| DIRECTIVE |
Return all the entries exactly, keeping pictures out.
──────── SUPPLIED DATA ────────
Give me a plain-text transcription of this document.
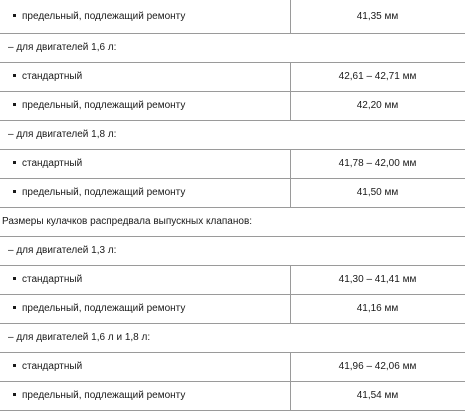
предельный, подлежащий ремонту	41,35 мм
– для двигателей 1,6 л:	
стандартный	42,61 – 42,71 мм
предельный, подлежащий ремонту	42,20 мм
– для двигателей 1,8 л:	
стандартный	41,78 – 42,00 мм
предельный, подлежащий ремонту	41,50 мм
Размеры кулачков распредвала выпускных клапанов:	
– для двигателей 1,3 л:	
стандартный	41,30 – 41,41 мм
предельный, подлежащий ремонту	41,16 мм
– для двигателей 1,6 л и 1,8 л:	
стандартный	41,96 – 42,06 мм
предельный, подлежащий ремонту	41,54 мм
────────
| IN RESPONSE |
Give me a plain-text transcription of this document.
предельный, подлежащий ремонту	41,35 мм
– для двигателей 1,6 л:	
стандартный	42,61 – 42,71 мм
предельный, подлежащий ремонту	42,20 мм
– для двигателей 1,8 л:	
стандартный	41,78 – 42,00 мм
предельный, подлежащий ремонту	41,50 мм
Размеры кулачков распредвала выпускных клапанов:	
– для двигателей 1,3 л:	
стандартный	41,30 – 41,41 мм
предельный, подлежащий ремонту	41,16 мм
– для двигателей 1,6 л и 1,8 л:	
стандартный	41,96 – 42,06 мм
предельный, подлежащий ремонту	41,54 мм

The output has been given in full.